▶ **Short task a**: List every person named in the article on the Lisbon Treaty signing, including the byline.

▶ **Reading text**:
Will Malta’s 17 spell good luck or bad luck to the Lisbon Treaty?

Charlot Zahra

Two years after French and Dutch voters rejected the European Constitution in separate referenda, EU leaders met in Portugal on Thursday to sign a slimmed-down version of the Constitution in the hope that all 27 Member States will be able to ratify the Treaty this time.
Interestingly enough, Malta was the seventeenth country to sign the Treaty, with Prime Minister Lawrence Gonzi and Foreign Affairs Minister Michael Frendo putting their signatures to the 250-page text.
For some people it brings good luck, while for others – notably the Italians – the number is supposed to be unlucky. What luck will it bring to the ratification of the Treaty in Malta and in the rest of the EU?
“History will remember this day as a day when new paths of hope were opened to the European ideal,” Portuguese Prime Minister Jose Socrates said at the grand ceremony in a historic Lisbon monastery.
Socrates, in his pre-signing speech, insisted that the treaty poses no threat to the national sovereignty of member states.
Malta’s Foreign Minister Michael Frendo hailed the Treaty as “an important positive step forward for the EU setting a framework for a more efficient and effective European Union. A stronger EU makes us all stronger in a globalised world.
“This treaty also allows the EU now to concentrate on economic and social initiatives to ensure its greater competitiveness and to deliver greater value-added to the lives of its citizens developing the European economic and social model.
“This Treaty also facilitates further enlargement which is particularly needed in the Western Balkans. It increases the civil and political human rights dimension of European citizens.
“It secures for Malta its sixth seat in a way that there can be no reduction even with enlargement even though the maximum seats of the European Parliament have been fixed. Six seats is now the minimum threshold.
“The significance of this achievement for Malta is exponential in terms of the ability to be effective in the European Parliament and will continue to increase in time.
“Equally we have secured the acceptance of the criterion of island status so that double insularity is not required for island status to be triggered.
“This can have long-term positive consequences since the European Union for the first time is recognising that island status (not just being an island off an island) can carry with it inherent disadvantages which need to be taken into account in EU policy. Overall this is beneficial to our country and to our Union,” Frendo said.
Asked whether Malta has traded too much (a permanent Commissioner, as well as veto power on more than 50 areas, which will end up in majority voting) in order to get that extra seat in the EP, Frendo said: “It is wrong to depict this Treaty has having some tit for tat with a sixth seat being ‘sacrificed’ for more qualified majority voting (QMV)! There is no issue of trading here!

▶ **Data for this task**:
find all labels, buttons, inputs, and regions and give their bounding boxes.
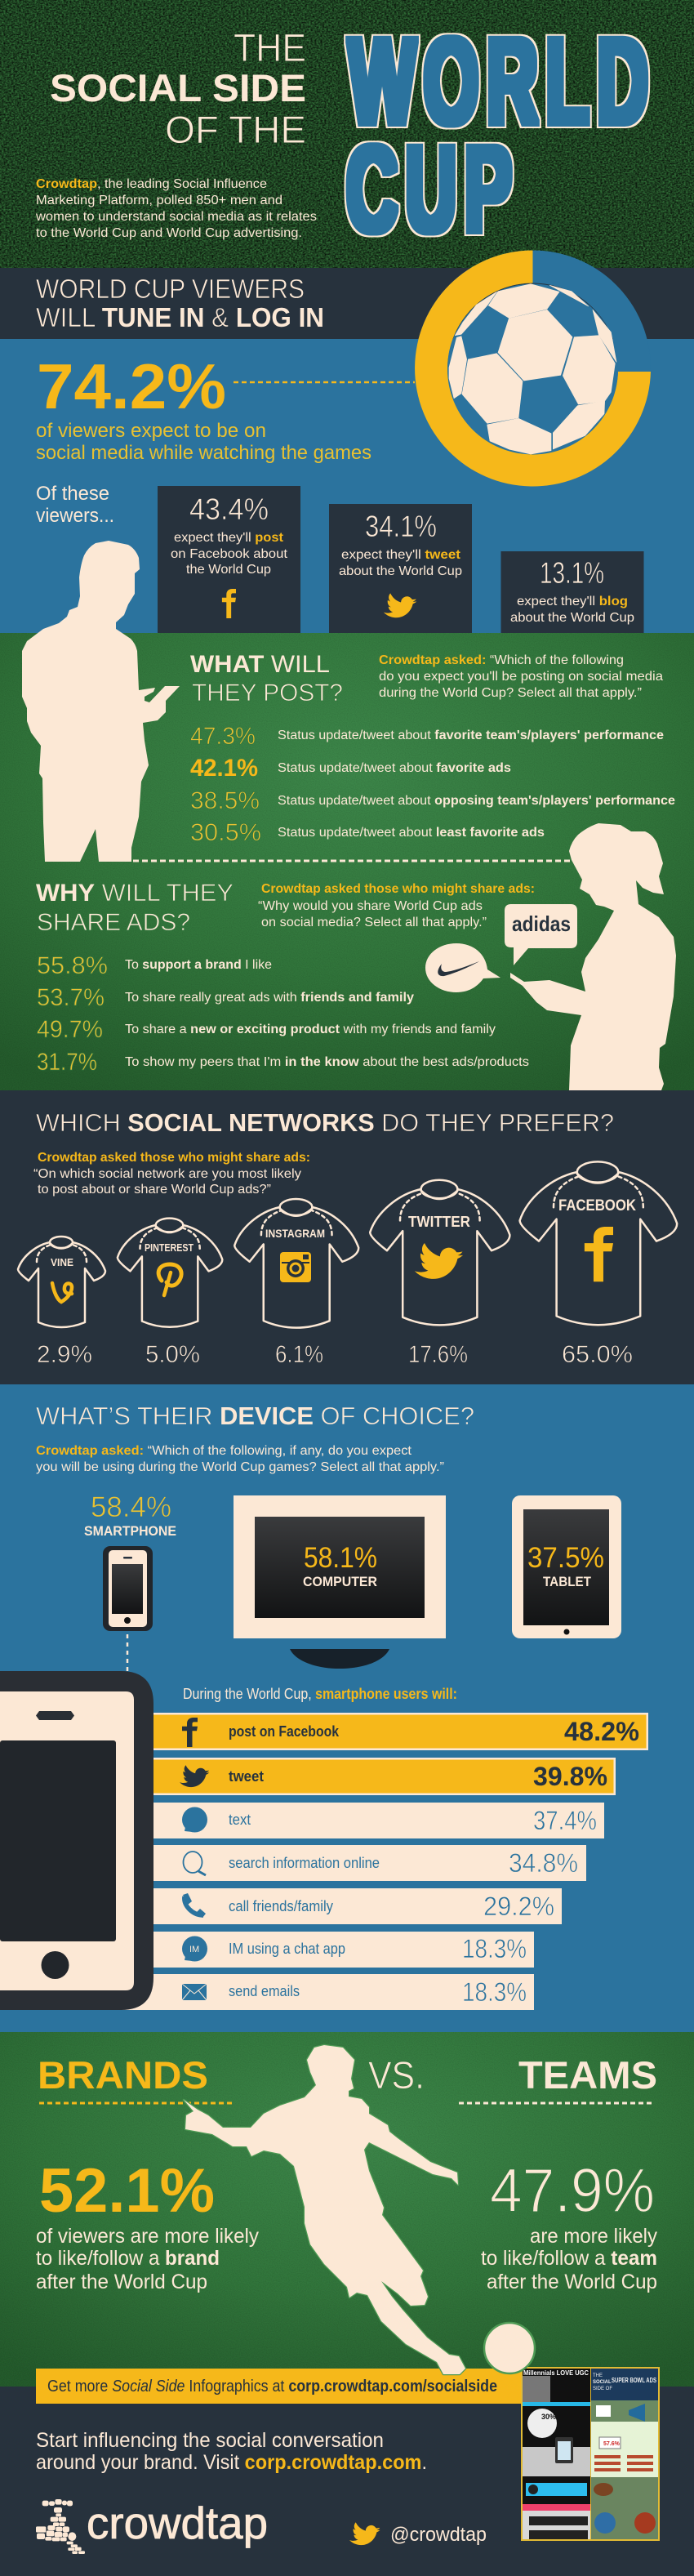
bar: search information online 34.8 percent: 34.8% bbox=[509, 1848, 578, 1878]
text: start influencing the social conversation: Start influencing the social conversation bbox=[36, 2429, 384, 2452]
text: crowdtap asked post question: Crowdtap asked: “Which of the following bbox=[379, 653, 624, 667]
text: crowdtap asked post question: during the World Cup? Select all that apply.” bbox=[379, 686, 642, 700]
row: 47.3 percent: Status update/tweet about favorite team's/players' performance bbox=[278, 729, 664, 742]
panel: green brands vs teams section bbox=[0, 2032, 694, 2387]
heading: why will they share ads: SHARE ADS? bbox=[37, 909, 190, 936]
card: 43.4 percent facebook: the World Cup bbox=[186, 563, 271, 577]
row: 30.5 percent: 30.5% bbox=[190, 819, 261, 846]
heading: what will they post: THEY POST? bbox=[192, 680, 343, 706]
bar: call friends/family 29.2 percent: call friends/family bbox=[229, 1898, 333, 1914]
shirt: vine: 2.9% bbox=[37, 1341, 92, 1368]
row: 38.5 percent: 38.5% bbox=[190, 787, 260, 814]
text: crowdtap asked networks question: Crowdtap asked those who might share ads: bbox=[38, 1151, 310, 1165]
logo: crowdtap bbox=[36, 2498, 268, 2554]
row: 53.7 percent bbox=[37, 984, 414, 1011]
stat: brands 52.1 percent: to like/follow a brand bbox=[36, 2247, 220, 2270]
shirt: pinterest: PINTEREST bbox=[145, 1242, 194, 1254]
logo: crowdtap: crowdtap bbox=[87, 2498, 268, 2548]
list: what they will post bbox=[190, 723, 675, 846]
shirt: instagram: 6.1% bbox=[275, 1341, 323, 1368]
bar: send emails 18.3 percent bbox=[122, 1974, 534, 2010]
speech bubble: adidas: adidas bbox=[512, 911, 571, 936]
heading: world cup viewers will tune in and log in bbox=[36, 274, 324, 332]
text: start influencing the social conversation: around your brand. Visit corp.crowdtap.com. bbox=[36, 2451, 427, 2474]
title: world cup: WORLD bbox=[349, 12, 656, 149]
title: the social side of the: SOCIAL SIDE bbox=[50, 66, 306, 109]
row: 49.7 percent: To share a new or exciting product with my friends and family bbox=[125, 1023, 496, 1036]
text: crowdtap asked networks question bbox=[33, 1151, 310, 1197]
title: world cup: CUP bbox=[346, 120, 519, 257]
intro text: to the World Cup and World Cup advertising. bbox=[36, 226, 302, 240]
speech bubble: adidas bbox=[505, 904, 577, 965]
row: 30.5 percent: Status update/tweet about least favorite ads bbox=[278, 826, 545, 840]
dashed connector bbox=[234, 381, 415, 383]
text: @crowdtap: @crowdtap bbox=[390, 2524, 487, 2546]
card: 34.1 percent twitter: expect they'll tweet bbox=[341, 548, 461, 562]
stat: teams 47.9 percent: after the World Cup bbox=[487, 2271, 657, 2293]
device: tablet 37.5 percent: 37.5% bbox=[527, 1542, 604, 1574]
text: crowdtap asked share question: Crowdtap asked those who might share ads: bbox=[261, 882, 535, 896]
bar: im using a chat app 18.3 percent: IM using a chat app bbox=[229, 1941, 345, 1957]
card: 43.4 percent facebook bbox=[158, 486, 300, 633]
heading: what will they post bbox=[190, 651, 343, 706]
card: 13.1 percent blog bbox=[501, 551, 643, 633]
icon: soccer ball panels bbox=[449, 284, 616, 454]
bar: tweet 39.8 percent: tweet bbox=[229, 1768, 264, 1785]
row: 49.7 percent bbox=[37, 1016, 496, 1043]
thumbnail left column: 30% bbox=[541, 2413, 556, 2421]
device: computer 58.1 percent: COMPUTER bbox=[303, 1575, 377, 1589]
intro text bbox=[35, 177, 317, 240]
bar: post on facebook 48.2 percent: 48.2% bbox=[564, 1717, 639, 1746]
text: viewers expect to be on social media: social media while watching the games bbox=[36, 442, 371, 464]
stat: teams 47.9 percent: to like/follow a team bbox=[481, 2247, 657, 2270]
row: 55.8 percent bbox=[37, 952, 272, 979]
bar: search information online 34.8 percent bbox=[122, 1845, 586, 1881]
thumbnail right column bbox=[591, 2369, 658, 2539]
panel: green post and share section bbox=[0, 633, 694, 1090]
row: 42.1 percent bbox=[190, 755, 511, 782]
text: crowdtap asked networks question: “On which social network are you most likely bbox=[33, 1167, 301, 1181]
intro text: women to understand social media as it relates bbox=[35, 210, 317, 224]
bar: send emails 18.3 percent: send emails bbox=[229, 1983, 300, 1999]
row: 49.7 percent: 49.7% bbox=[37, 1016, 103, 1043]
device: large smartphone bbox=[0, 1671, 153, 2010]
bar: text 37.4 percent: text bbox=[229, 1812, 251, 1828]
text: crowdtap asked device question bbox=[36, 1444, 444, 1474]
card: 34.1 percent twitter: 34.1% bbox=[365, 510, 437, 543]
donut chart: 74.2 percent with soccer ball bbox=[415, 250, 651, 487]
row: 30.5 percent bbox=[190, 819, 545, 846]
bar: im using a chat app 18.3 percent bbox=[122, 1932, 534, 1968]
text: start influencing the social conversation bbox=[36, 2429, 427, 2474]
thumbnail left column bbox=[523, 2369, 590, 2539]
text: crowdtap asked post question bbox=[379, 653, 663, 700]
intro text: Marketing Platform, polled 850+ men and bbox=[36, 194, 282, 207]
bar: post on facebook 48.2 percent: post on Facebook bbox=[229, 1723, 340, 1740]
text: during the world cup smartphone users will: During the World Cup, smartphone users will: bbox=[183, 1686, 457, 1702]
text: crowdtap asked share question: “Why would you share World Cup ads bbox=[258, 899, 483, 913]
title: world cup bbox=[346, 12, 656, 257]
bar: im using a chat app 18.3 percent: IM bbox=[189, 1945, 199, 1954]
card: 34.1 percent twitter bbox=[329, 504, 472, 633]
bar: tweet 39.8 percent: 39.8% bbox=[533, 1762, 607, 1791]
icon: player's ball bbox=[484, 2323, 535, 2373]
text: crowdtap asked post question: do you expect you'll be posting on social media bbox=[379, 670, 663, 684]
panel: blue viewers section bbox=[0, 339, 694, 633]
list: why they will share ads bbox=[37, 952, 529, 1076]
device: smartphone 58.4 percent: SMARTPHONE bbox=[84, 1524, 176, 1539]
panel: grass header background bbox=[0, 0, 694, 268]
stat: brands 52.1 percent: after the World Cup bbox=[36, 2271, 207, 2293]
card: 13.1 percent blog: expect they'll blog bbox=[517, 595, 628, 608]
text: crowdtap asked networks question: to post about or share World Cup ads?” bbox=[38, 1183, 271, 1197]
banner: get more social side infographics bbox=[36, 2369, 523, 2404]
bar: text 37.4 percent bbox=[122, 1803, 604, 1838]
text: crowdtap asked device question: you will be using during the World Cup games? Select all that apply.” bbox=[36, 1460, 444, 1474]
panel: dark social networks section bbox=[0, 1090, 694, 1384]
bar: send emails 18.3 percent: 18.3% bbox=[462, 1977, 527, 2007]
device: tablet 37.5 percent bbox=[512, 1495, 621, 1638]
shirt: vine: VINE bbox=[51, 1257, 73, 1268]
shirt: twitter: TWITTER bbox=[408, 1213, 470, 1230]
heading: what's their device of choice: WHAT’S THEIR DEVICE OF CHOICE? bbox=[36, 1402, 474, 1430]
device: smartphone 58.4 percent bbox=[84, 1491, 176, 1671]
row: 55.8 percent: 55.8% bbox=[37, 952, 108, 979]
intro text: Crowdtap, the leading Social Influence bbox=[36, 177, 267, 191]
stat: brands 52.1 percent: 52.1% bbox=[39, 2156, 215, 2226]
shirt: instagram: INSTAGRAM bbox=[265, 1228, 325, 1240]
thumbnail: other social side infographics bbox=[521, 2367, 660, 2541]
thumbnail left column: Millennials LOVE UGC bbox=[523, 2369, 589, 2377]
row: 47.3 percent bbox=[190, 723, 664, 750]
thumbnail right column: SUPER BOWL ADS bbox=[612, 2376, 656, 2384]
heading: teams: TEAMS bbox=[518, 2053, 657, 2097]
stat: teams 47.9 percent: are more likely bbox=[530, 2225, 657, 2248]
title: the social side of the: THE bbox=[234, 27, 306, 70]
speech bubble: nike swoosh bbox=[425, 943, 500, 992]
panel: dark heading band bbox=[0, 268, 694, 339]
heading: which social networks do they prefer: WHICH SOCIAL NETWORKS DO THEY PREFER? bbox=[36, 1108, 614, 1137]
thumbnail right column: SOCIAL bbox=[593, 2380, 612, 2385]
card: 43.4 percent facebook: expect they'll post bbox=[174, 531, 284, 545]
panel: dark footer bbox=[0, 2387, 694, 2576]
device: smartphone 58.4 percent: 58.4% bbox=[91, 1491, 171, 1523]
card: 43.4 percent facebook: 43.4% bbox=[189, 492, 269, 526]
card: 34.1 percent twitter: about the World Cup bbox=[339, 564, 462, 578]
card: 13.1 percent blog: about the World Cup bbox=[510, 611, 634, 625]
heading: brands: BRANDS bbox=[38, 2053, 208, 2097]
bar: tweet 39.8 percent bbox=[122, 1758, 616, 1795]
shirt: pinterest: 5.0% bbox=[145, 1341, 200, 1368]
device: tablet 37.5 percent: TABLET bbox=[543, 1575, 591, 1589]
silhouette: man with phone bbox=[22, 541, 180, 862]
silhouette: soccer player kicking bbox=[184, 2045, 465, 2374]
text: of these viewers bbox=[36, 483, 114, 527]
shirt: instagram bbox=[234, 1199, 358, 1368]
shirt: vine bbox=[18, 1237, 105, 1368]
row: 31.7 percent: 31.7% bbox=[37, 1049, 97, 1076]
heading: vs: VS. bbox=[368, 2053, 425, 2097]
stat: teams 47.9 percent bbox=[481, 2156, 657, 2293]
row: 42.1 percent: Status update/tweet about favorite ads bbox=[278, 761, 511, 775]
thumbnail right column: 57.6% bbox=[603, 2441, 621, 2447]
panel: blue device section bbox=[0, 1384, 694, 2032]
icon: twitter bird footer bbox=[349, 2520, 380, 2549]
device: computer 58.1 percent: 58.1% bbox=[304, 1542, 377, 1574]
text: of these viewers: Of these bbox=[36, 483, 109, 505]
card: 13.1 percent blog: 13.1% bbox=[540, 556, 604, 590]
bar: call friends/family 29.2 percent: 29.2% bbox=[483, 1892, 554, 1921]
row: 53.7 percent: To share really great ads with friends and family bbox=[125, 991, 414, 1005]
heading: what will they post: WHAT WILL bbox=[190, 651, 330, 678]
text: crowdtap asked device question: Crowdtap asked: “Which of the following, if any, do you expect bbox=[36, 1444, 412, 1458]
shirt: facebook bbox=[520, 1161, 677, 1368]
card: 43.4 percent facebook: on Facebook about bbox=[171, 547, 288, 561]
text: viewers expect to be on social media: of viewers expect to be on bbox=[36, 420, 266, 442]
bar: text 37.4 percent: 37.4% bbox=[533, 1806, 597, 1835]
row: 53.7 percent: 53.7% bbox=[37, 984, 105, 1011]
title: the social side of the bbox=[50, 27, 306, 151]
thumbnail right column: SIDE OF bbox=[593, 2387, 612, 2391]
bar: call friends/family 29.2 percent bbox=[122, 1888, 562, 1924]
shirt: twitter bbox=[370, 1180, 509, 1368]
device: computer 58.1 percent bbox=[234, 1495, 446, 1669]
row: 38.5 percent: Status update/tweet about opposing team's/players' performance bbox=[278, 794, 675, 808]
shirt: twitter: 17.6% bbox=[408, 1341, 468, 1368]
row: 47.3 percent: 47.3% bbox=[190, 723, 256, 750]
bar: search information online 34.8 percent: search information online bbox=[229, 1855, 380, 1871]
row: 55.8 percent: To support a brand I like bbox=[125, 958, 272, 972]
text: viewers expect to be on social media bbox=[36, 420, 371, 464]
icon: stone tap bbox=[36, 2499, 85, 2554]
silhouette: woman with phone bbox=[510, 823, 676, 1090]
stat: teams 47.9 percent: 47.9% bbox=[490, 2156, 655, 2226]
shirt: facebook: FACEBOOK bbox=[558, 1197, 636, 1214]
row: 42.1 percent: 42.1% bbox=[190, 755, 258, 782]
text: crowdtap asked share question bbox=[258, 882, 535, 929]
stat: brands 52.1 percent bbox=[36, 2156, 259, 2293]
row: 31.7 percent bbox=[37, 1049, 529, 1076]
bar: post on facebook 48.2 percent bbox=[122, 1713, 648, 1750]
text: crowdtap asked share question: on social media? Select all that apply.” bbox=[261, 916, 487, 929]
shirt: pinterest bbox=[118, 1219, 222, 1368]
stat: brands 52.1 percent: of viewers are more likely bbox=[36, 2225, 259, 2248]
text: of these viewers: viewers... bbox=[36, 505, 114, 527]
shirt: facebook: 65.0% bbox=[562, 1341, 633, 1368]
heading: why will they share ads bbox=[36, 880, 234, 936]
heading: why will they share ads: WHY WILL THEY bbox=[36, 880, 234, 907]
heading: world cup viewers will tune in and log in: WILL TUNE IN & LOG IN bbox=[36, 302, 324, 332]
row: 38.5 percent bbox=[190, 787, 675, 814]
banner: get more social side infographics: Get more Social Side Infographics at corp.crowdtap.com/socialside bbox=[47, 2378, 497, 2396]
big stat: 74.2 percent: 74.2% bbox=[37, 350, 226, 422]
heading: world cup viewers will tune in and log in: WORLD CUP VIEWERS bbox=[36, 274, 305, 304]
bar: im using a chat app 18.3 percent: 18.3% bbox=[462, 1934, 527, 1963]
title: the social side of the: OF THE bbox=[165, 108, 306, 151]
thumbnail right column: THE bbox=[593, 2373, 603, 2378]
row: 31.7 percent: To show my peers that I'm in the know about the best ads/products bbox=[125, 1055, 529, 1069]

▶ **Short task b**: Please copy the entries word for word, starting with the line that contains "bar: search information online 34.8 percent: 34.8%" and going on through the line that contains "text: start influencing the social conversation: Start".

▶ **Output a**:
Charlot Zahra
Lawrence Gonzi
Michael Frendo
Jose Socrates

▶ **Output b**:
bar: search information online 34.8 percent: 34.8% bbox=[509, 1848, 578, 1878]
text: start influencing the social conversation: Start influencing the social conversation bbox=[36, 2429, 384, 2452]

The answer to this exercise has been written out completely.